Available data —

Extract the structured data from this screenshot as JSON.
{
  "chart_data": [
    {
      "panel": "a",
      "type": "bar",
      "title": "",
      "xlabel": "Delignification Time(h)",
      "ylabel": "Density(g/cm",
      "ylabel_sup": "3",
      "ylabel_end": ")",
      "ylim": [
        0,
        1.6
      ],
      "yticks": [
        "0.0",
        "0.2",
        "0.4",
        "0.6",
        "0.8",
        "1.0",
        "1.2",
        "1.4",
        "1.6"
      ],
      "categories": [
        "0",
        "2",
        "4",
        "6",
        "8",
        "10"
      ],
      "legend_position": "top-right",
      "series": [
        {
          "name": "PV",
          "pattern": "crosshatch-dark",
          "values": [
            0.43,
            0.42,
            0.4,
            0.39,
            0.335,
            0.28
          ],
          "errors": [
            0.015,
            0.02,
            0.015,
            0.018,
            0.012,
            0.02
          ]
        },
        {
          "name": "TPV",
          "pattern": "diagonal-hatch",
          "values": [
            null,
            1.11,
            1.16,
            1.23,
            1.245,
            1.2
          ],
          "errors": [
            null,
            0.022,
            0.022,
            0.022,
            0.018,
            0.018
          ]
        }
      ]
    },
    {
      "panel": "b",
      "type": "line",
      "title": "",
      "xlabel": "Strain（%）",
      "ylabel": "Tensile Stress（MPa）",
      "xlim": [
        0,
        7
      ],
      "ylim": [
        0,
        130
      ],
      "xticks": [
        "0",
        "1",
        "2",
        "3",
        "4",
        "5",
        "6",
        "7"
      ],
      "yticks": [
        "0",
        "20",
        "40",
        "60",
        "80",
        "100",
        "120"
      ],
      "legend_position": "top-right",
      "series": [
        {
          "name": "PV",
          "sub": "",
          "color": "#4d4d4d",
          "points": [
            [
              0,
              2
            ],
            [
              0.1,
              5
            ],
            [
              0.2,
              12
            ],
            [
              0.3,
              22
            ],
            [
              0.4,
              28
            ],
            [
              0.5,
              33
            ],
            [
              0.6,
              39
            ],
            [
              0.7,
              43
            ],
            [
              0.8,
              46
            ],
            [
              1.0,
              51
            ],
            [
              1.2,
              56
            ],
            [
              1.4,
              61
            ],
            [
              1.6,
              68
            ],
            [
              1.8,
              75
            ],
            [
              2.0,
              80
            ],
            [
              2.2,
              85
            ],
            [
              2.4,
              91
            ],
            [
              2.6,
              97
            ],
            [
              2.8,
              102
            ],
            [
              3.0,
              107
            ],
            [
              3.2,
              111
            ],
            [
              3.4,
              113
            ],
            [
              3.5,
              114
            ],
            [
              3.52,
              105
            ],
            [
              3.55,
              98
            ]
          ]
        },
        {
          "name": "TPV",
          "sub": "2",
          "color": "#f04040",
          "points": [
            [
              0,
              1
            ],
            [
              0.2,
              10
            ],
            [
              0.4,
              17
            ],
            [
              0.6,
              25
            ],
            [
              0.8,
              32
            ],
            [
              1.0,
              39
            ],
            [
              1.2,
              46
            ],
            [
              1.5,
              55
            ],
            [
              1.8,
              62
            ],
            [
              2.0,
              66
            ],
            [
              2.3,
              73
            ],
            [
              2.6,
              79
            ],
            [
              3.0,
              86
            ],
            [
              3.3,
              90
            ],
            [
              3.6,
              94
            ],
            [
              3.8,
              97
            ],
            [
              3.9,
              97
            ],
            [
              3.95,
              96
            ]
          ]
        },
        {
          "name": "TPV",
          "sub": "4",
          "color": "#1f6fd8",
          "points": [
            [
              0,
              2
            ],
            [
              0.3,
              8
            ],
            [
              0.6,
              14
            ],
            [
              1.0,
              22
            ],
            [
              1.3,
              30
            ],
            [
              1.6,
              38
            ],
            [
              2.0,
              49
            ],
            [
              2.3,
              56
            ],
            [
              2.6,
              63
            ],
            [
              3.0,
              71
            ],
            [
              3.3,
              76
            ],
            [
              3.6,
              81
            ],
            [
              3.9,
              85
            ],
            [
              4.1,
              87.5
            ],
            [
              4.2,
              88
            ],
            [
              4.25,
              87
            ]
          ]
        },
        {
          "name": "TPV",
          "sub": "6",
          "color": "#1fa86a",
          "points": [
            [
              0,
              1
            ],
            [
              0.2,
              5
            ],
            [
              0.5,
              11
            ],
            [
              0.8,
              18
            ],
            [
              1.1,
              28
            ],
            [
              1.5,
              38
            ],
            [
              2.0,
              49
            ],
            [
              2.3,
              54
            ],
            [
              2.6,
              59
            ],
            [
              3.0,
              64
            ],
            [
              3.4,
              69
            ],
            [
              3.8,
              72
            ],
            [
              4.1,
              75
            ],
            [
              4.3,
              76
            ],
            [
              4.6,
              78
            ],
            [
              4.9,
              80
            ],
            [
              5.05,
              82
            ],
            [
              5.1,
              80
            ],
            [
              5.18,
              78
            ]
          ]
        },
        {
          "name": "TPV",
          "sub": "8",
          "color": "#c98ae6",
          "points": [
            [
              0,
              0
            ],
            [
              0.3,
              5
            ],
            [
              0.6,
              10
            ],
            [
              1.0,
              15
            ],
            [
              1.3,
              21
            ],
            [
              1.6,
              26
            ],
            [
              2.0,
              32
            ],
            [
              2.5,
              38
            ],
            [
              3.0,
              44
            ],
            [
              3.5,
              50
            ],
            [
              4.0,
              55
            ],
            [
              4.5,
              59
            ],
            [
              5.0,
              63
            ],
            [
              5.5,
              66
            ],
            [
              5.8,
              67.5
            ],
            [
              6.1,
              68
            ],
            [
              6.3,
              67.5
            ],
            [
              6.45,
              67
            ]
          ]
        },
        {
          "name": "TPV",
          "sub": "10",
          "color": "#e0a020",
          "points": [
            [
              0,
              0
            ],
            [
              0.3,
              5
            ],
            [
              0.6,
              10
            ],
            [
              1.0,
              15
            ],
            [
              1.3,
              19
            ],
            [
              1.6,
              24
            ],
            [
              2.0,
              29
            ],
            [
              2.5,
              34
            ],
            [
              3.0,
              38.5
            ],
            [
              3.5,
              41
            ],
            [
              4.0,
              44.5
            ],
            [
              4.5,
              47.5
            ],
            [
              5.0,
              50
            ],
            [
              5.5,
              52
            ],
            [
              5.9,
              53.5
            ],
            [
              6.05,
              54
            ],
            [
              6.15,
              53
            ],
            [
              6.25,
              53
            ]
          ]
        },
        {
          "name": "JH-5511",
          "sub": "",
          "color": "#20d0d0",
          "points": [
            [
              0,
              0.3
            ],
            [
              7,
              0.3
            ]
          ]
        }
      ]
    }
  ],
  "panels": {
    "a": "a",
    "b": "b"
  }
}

To do —
Reproduce each entry word for word.

Solution —
Extract the structured data from this screenshot as JSON.
{
  "chart_data": [
    {
      "panel": "a",
      "type": "bar",
      "title": "",
      "xlabel": "Delignification Time(h)",
      "ylabel": "Density(g/cm",
      "ylabel_sup": "3",
      "ylabel_end": ")",
      "ylim": [
        0,
        1.6
      ],
      "yticks": [
        "0.0",
        "0.2",
        "0.4",
        "0.6",
        "0.8",
        "1.0",
        "1.2",
        "1.4",
        "1.6"
      ],
      "categories": [
        "0",
        "2",
        "4",
        "6",
        "8",
        "10"
      ],
      "legend_position": "top-right",
      "series": [
        {
          "name": "PV",
          "pattern": "crosshatch-dark",
          "values": [
            0.43,
            0.42,
            0.4,
            0.39,
            0.335,
            0.28
          ],
          "errors": [
            0.015,
            0.02,
            0.015,
            0.018,
            0.012,
            0.02
          ]
        },
        {
          "name": "TPV",
          "pattern": "diagonal-hatch",
          "values": [
            null,
            1.11,
            1.16,
            1.23,
            1.245,
            1.2
          ],
          "errors": [
            null,
            0.022,
            0.022,
            0.022,
            0.018,
            0.018
          ]
        }
      ]
    },
    {
      "panel": "b",
      "type": "line",
      "title": "",
      "xlabel": "Strain（%）",
      "ylabel": "Tensile Stress（MPa）",
      "xlim": [
        0,
        7
      ],
      "ylim": [
        0,
        130
      ],
      "xticks": [
        "0",
        "1",
        "2",
        "3",
        "4",
        "5",
        "6",
        "7"
      ],
      "yticks": [
        "0",
        "20",
        "40",
        "60",
        "80",
        "100",
        "120"
      ],
      "legend_position": "top-right",
      "series": [
        {
          "name": "PV",
          "sub": "",
          "color": "#4d4d4d",
          "points": [
            [
              0,
              2
            ],
            [
              0.1,
              5
            ],
            [
              0.2,
              12
            ],
            [
              0.3,
              22
            ],
            [
              0.4,
              28
            ],
            [
              0.5,
              33
            ],
            [
              0.6,
              39
            ],
            [
              0.7,
              43
            ],
            [
              0.8,
              46
            ],
            [
              1.0,
              51
            ],
            [
              1.2,
              56
            ],
            [
              1.4,
              61
            ],
            [
              1.6,
              68
            ],
            [
              1.8,
              75
            ],
            [
              2.0,
              80
            ],
            [
              2.2,
              85
            ],
            [
              2.4,
              91
            ],
            [
              2.6,
              97
            ],
            [
              2.8,
              102
            ],
            [
              3.0,
              107
            ],
            [
              3.2,
              111
            ],
            [
              3.4,
              113
            ],
            [
              3.5,
              114
            ],
            [
              3.52,
              105
            ],
            [
              3.55,
              98
            ]
          ]
        },
        {
          "name": "TPV",
          "sub": "2",
          "color": "#f04040",
          "points": [
            [
              0,
              1
            ],
            [
              0.2,
              10
            ],
            [
              0.4,
              17
            ],
            [
              0.6,
              25
            ],
            [
              0.8,
              32
            ],
            [
              1.0,
              39
            ],
            [
              1.2,
              46
            ],
            [
              1.5,
              55
            ],
            [
              1.8,
              62
            ],
            [
              2.0,
              66
            ],
            [
              2.3,
              73
            ],
            [
              2.6,
              79
            ],
            [
              3.0,
              86
            ],
            [
              3.3,
              90
            ],
            [
              3.6,
              94
            ],
            [
              3.8,
              97
            ],
            [
              3.9,
              97
            ],
            [
              3.95,
              96
            ]
          ]
        },
        {
          "name": "TPV",
          "sub": "4",
          "color": "#1f6fd8",
          "points": [
            [
              0,
              2
            ],
            [
              0.3,
              8
            ],
            [
              0.6,
              14
            ],
            [
              1.0,
              22
            ],
            [
              1.3,
              30
            ],
            [
              1.6,
              38
            ],
            [
              2.0,
              49
            ],
            [
              2.3,
              56
            ],
            [
              2.6,
              63
            ],
            [
              3.0,
              71
            ],
            [
              3.3,
              76
            ],
            [
              3.6,
              81
            ],
            [
              3.9,
              85
            ],
            [
              4.1,
              87.5
            ],
            [
              4.2,
              88
            ],
            [
              4.25,
              87
            ]
          ]
        },
        {
          "name": "TPV",
          "sub": "6",
          "color": "#1fa86a",
          "points": [
            [
              0,
              1
            ],
            [
              0.2,
              5
            ],
            [
              0.5,
              11
            ],
            [
              0.8,
              18
            ],
            [
              1.1,
              28
            ],
            [
              1.5,
              38
            ],
            [
              2.0,
              49
            ],
            [
              2.3,
              54
            ],
            [
              2.6,
              59
            ],
            [
              3.0,
              64
            ],
            [
              3.4,
              69
            ],
            [
              3.8,
              72
            ],
            [
              4.1,
              75
            ],
            [
              4.3,
              76
            ],
            [
              4.6,
              78
            ],
            [
              4.9,
              80
            ],
            [
              5.05,
              82
            ],
            [
              5.1,
              80
            ],
            [
              5.18,
              78
            ]
          ]
        },
        {
          "name": "TPV",
          "sub": "8",
          "color": "#c98ae6",
          "points": [
            [
              0,
              0
            ],
            [
              0.3,
              5
            ],
            [
              0.6,
              10
            ],
            [
              1.0,
              15
            ],
            [
              1.3,
              21
            ],
            [
              1.6,
              26
            ],
            [
              2.0,
              32
            ],
            [
              2.5,
              38
            ],
            [
              3.0,
              44
            ],
            [
              3.5,
              50
            ],
            [
              4.0,
              55
            ],
            [
              4.5,
              59
            ],
            [
              5.0,
              63
            ],
            [
              5.5,
              66
            ],
            [
              5.8,
              67.5
            ],
            [
              6.1,
              68
            ],
            [
              6.3,
              67.5
            ],
            [
              6.45,
              67
            ]
          ]
        },
        {
          "name": "TPV",
          "sub": "10",
          "color": "#e0a020",
          "points": [
            [
              0,
              0
            ],
            [
              0.3,
              5
            ],
            [
              0.6,
              10
            ],
            [
              1.0,
              15
            ],
            [
              1.3,
              19
            ],
            [
              1.6,
              24
            ],
            [
              2.0,
              29
            ],
            [
              2.5,
              34
            ],
            [
              3.0,
              38.5
            ],
            [
              3.5,
              41
            ],
            [
              4.0,
              44.5
            ],
            [
              4.5,
              47.5
            ],
            [
              5.0,
              50
            ],
            [
              5.5,
              52
            ],
            [
              5.9,
              53.5
            ],
            [
              6.05,
              54
            ],
            [
              6.15,
              53
            ],
            [
              6.25,
              53
            ]
          ]
        },
        {
          "name": "JH-5511",
          "sub": "",
          "color": "#20d0d0",
          "points": [
            [
              0,
              0.3
            ],
            [
              7,
              0.3
            ]
          ]
        }
      ]
    }
  ],
  "panels": {
    "a": "a",
    "b": "b"
  }
}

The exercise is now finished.